>> Start DATA SHOWN

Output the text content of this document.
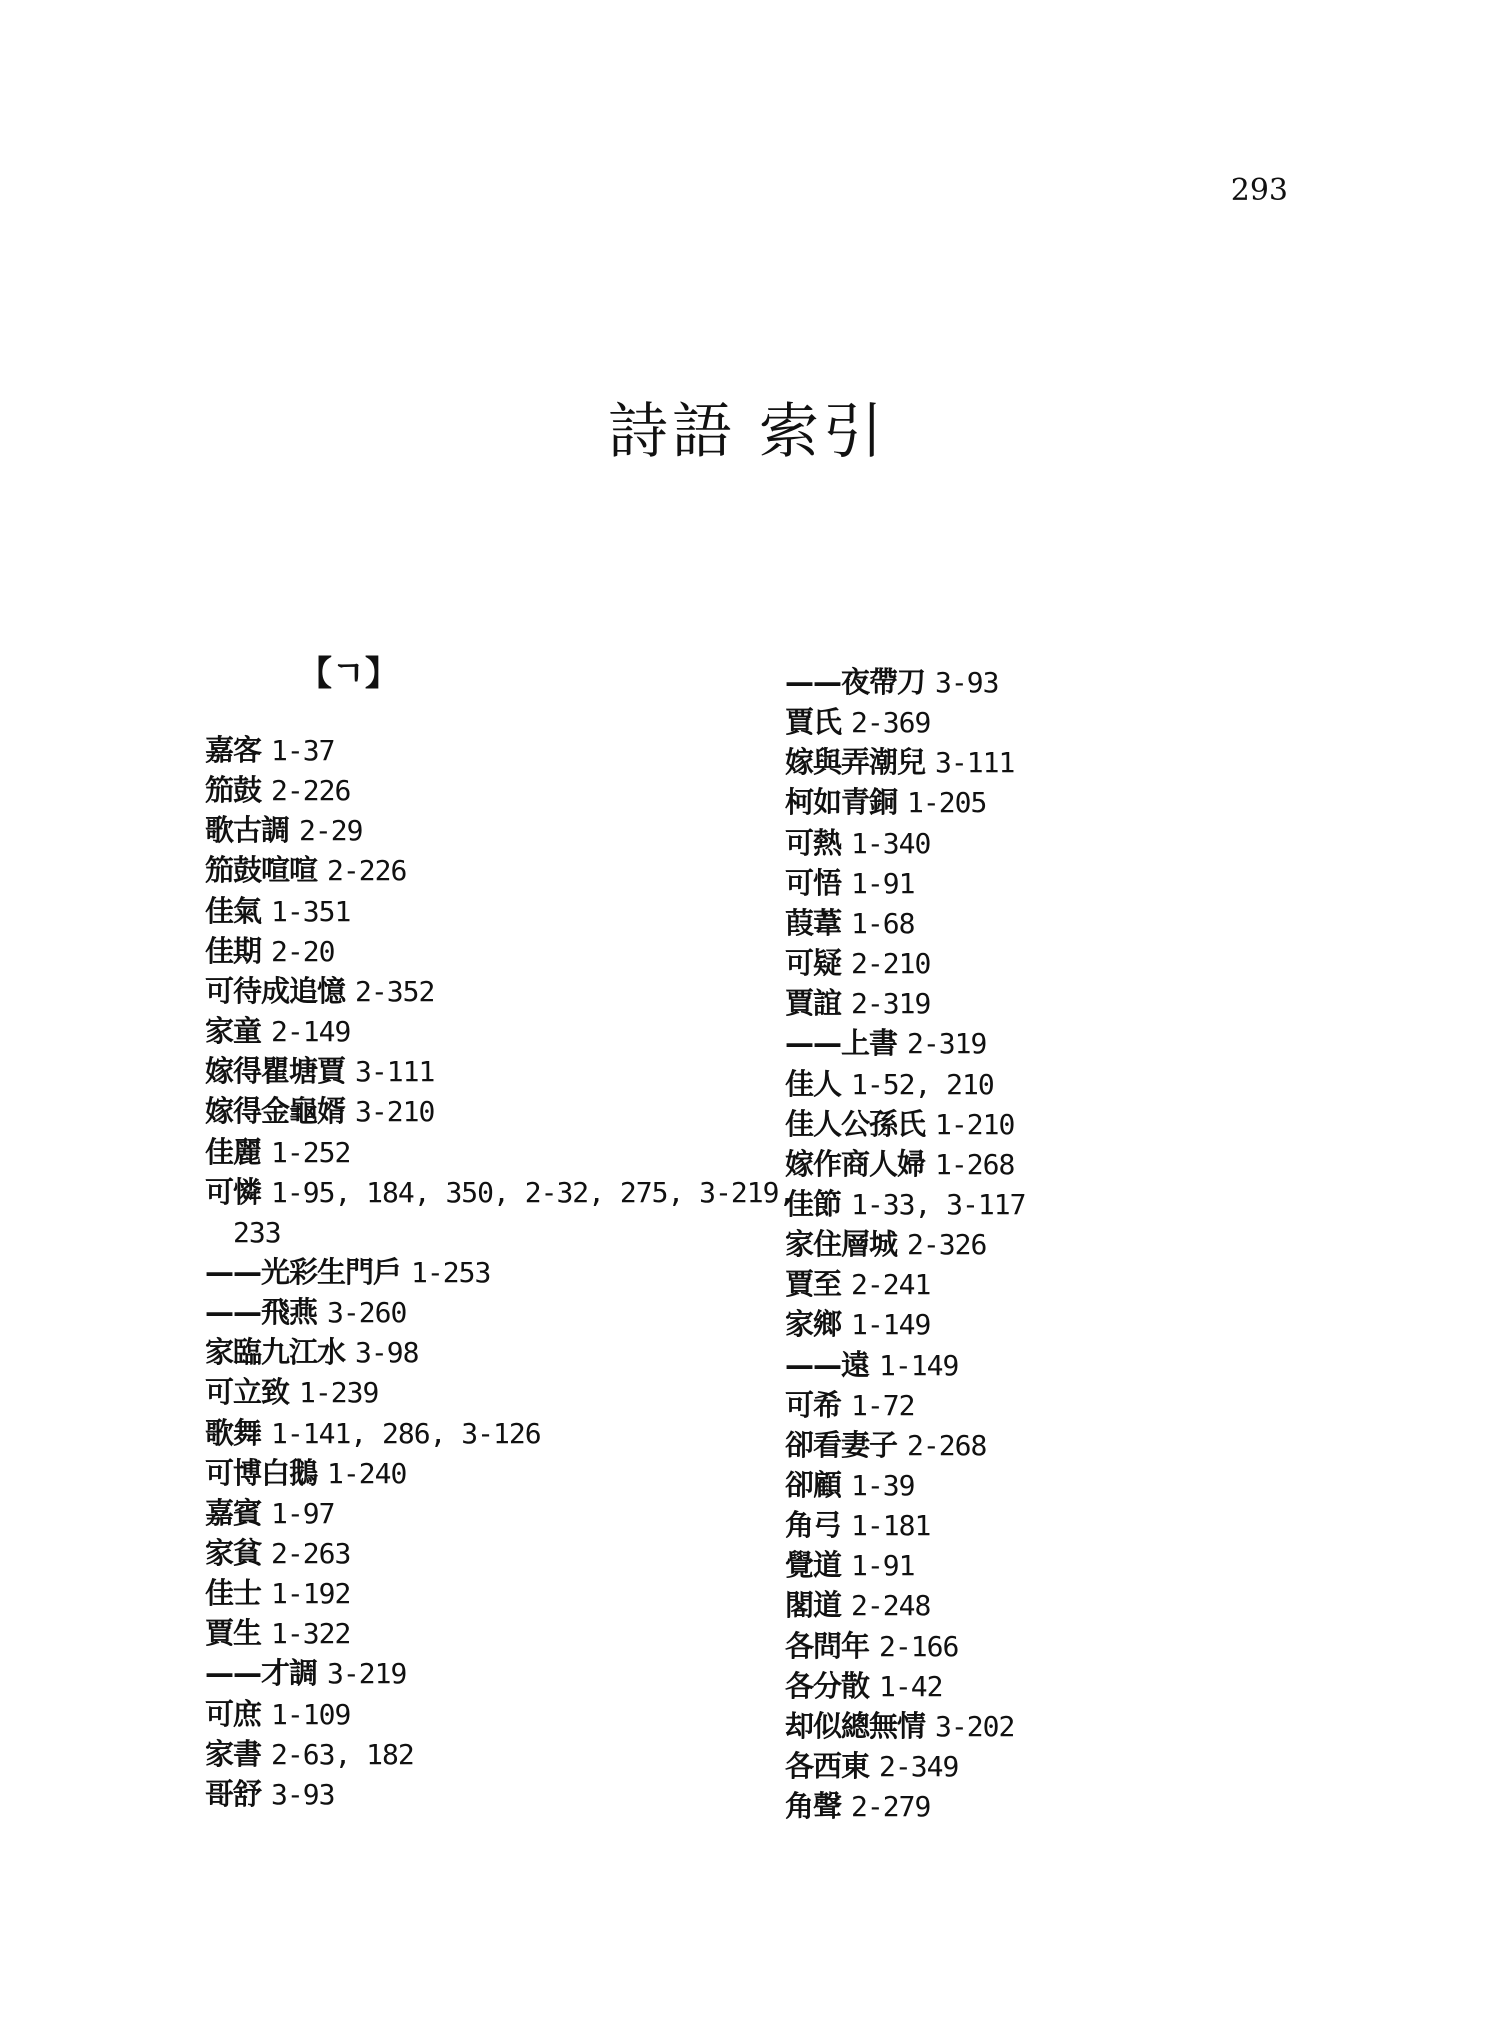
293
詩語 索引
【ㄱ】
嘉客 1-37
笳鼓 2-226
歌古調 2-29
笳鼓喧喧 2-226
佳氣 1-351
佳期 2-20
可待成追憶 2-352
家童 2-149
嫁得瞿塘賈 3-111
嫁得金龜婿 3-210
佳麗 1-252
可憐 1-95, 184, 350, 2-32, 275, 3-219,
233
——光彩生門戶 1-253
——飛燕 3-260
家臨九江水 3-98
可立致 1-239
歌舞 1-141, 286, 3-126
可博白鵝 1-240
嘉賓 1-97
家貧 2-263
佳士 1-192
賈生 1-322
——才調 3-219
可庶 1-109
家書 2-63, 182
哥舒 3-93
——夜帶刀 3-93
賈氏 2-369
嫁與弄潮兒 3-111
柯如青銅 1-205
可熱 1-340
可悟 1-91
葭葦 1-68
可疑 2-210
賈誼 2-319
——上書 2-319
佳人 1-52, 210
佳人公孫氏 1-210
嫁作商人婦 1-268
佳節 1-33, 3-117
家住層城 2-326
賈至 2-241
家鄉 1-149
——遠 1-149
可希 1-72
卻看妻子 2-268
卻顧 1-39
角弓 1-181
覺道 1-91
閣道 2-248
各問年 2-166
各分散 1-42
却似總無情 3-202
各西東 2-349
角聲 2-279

>> End DATA SHOWN

__DIRECTIVE__: Quote everything in the listing above exactly; pictures are the only thing to omit.

__WRITTEN SOLUTION__:
Output the text content of this document.
293
詩語 索引
【ㄱ】
嘉客 1-37
笳鼓 2-226
歌古調 2-29
笳鼓喧喧 2-226
佳氣 1-351
佳期 2-20
可待成追憶 2-352
家童 2-149
嫁得瞿塘賈 3-111
嫁得金龜婿 3-210
佳麗 1-252
可憐 1-95, 184, 350, 2-32, 275, 3-219,
233
——光彩生門戶 1-253
——飛燕 3-260
家臨九江水 3-98
可立致 1-239
歌舞 1-141, 286, 3-126
可博白鵝 1-240
嘉賓 1-97
家貧 2-263
佳士 1-192
賈生 1-322
——才調 3-219
可庶 1-109
家書 2-63, 182
哥舒 3-93
——夜帶刀 3-93
賈氏 2-369
嫁與弄潮兒 3-111
柯如青銅 1-205
可熱 1-340
可悟 1-91
葭葦 1-68
可疑 2-210
賈誼 2-319
——上書 2-319
佳人 1-52, 210
佳人公孫氏 1-210
嫁作商人婦 1-268
佳節 1-33, 3-117
家住層城 2-326
賈至 2-241
家鄉 1-149
——遠 1-149
可希 1-72
卻看妻子 2-268
卻顧 1-39
角弓 1-181
覺道 1-91
閣道 2-248
各問年 2-166
各分散 1-42
却似總無情 3-202
各西東 2-349
角聲 2-279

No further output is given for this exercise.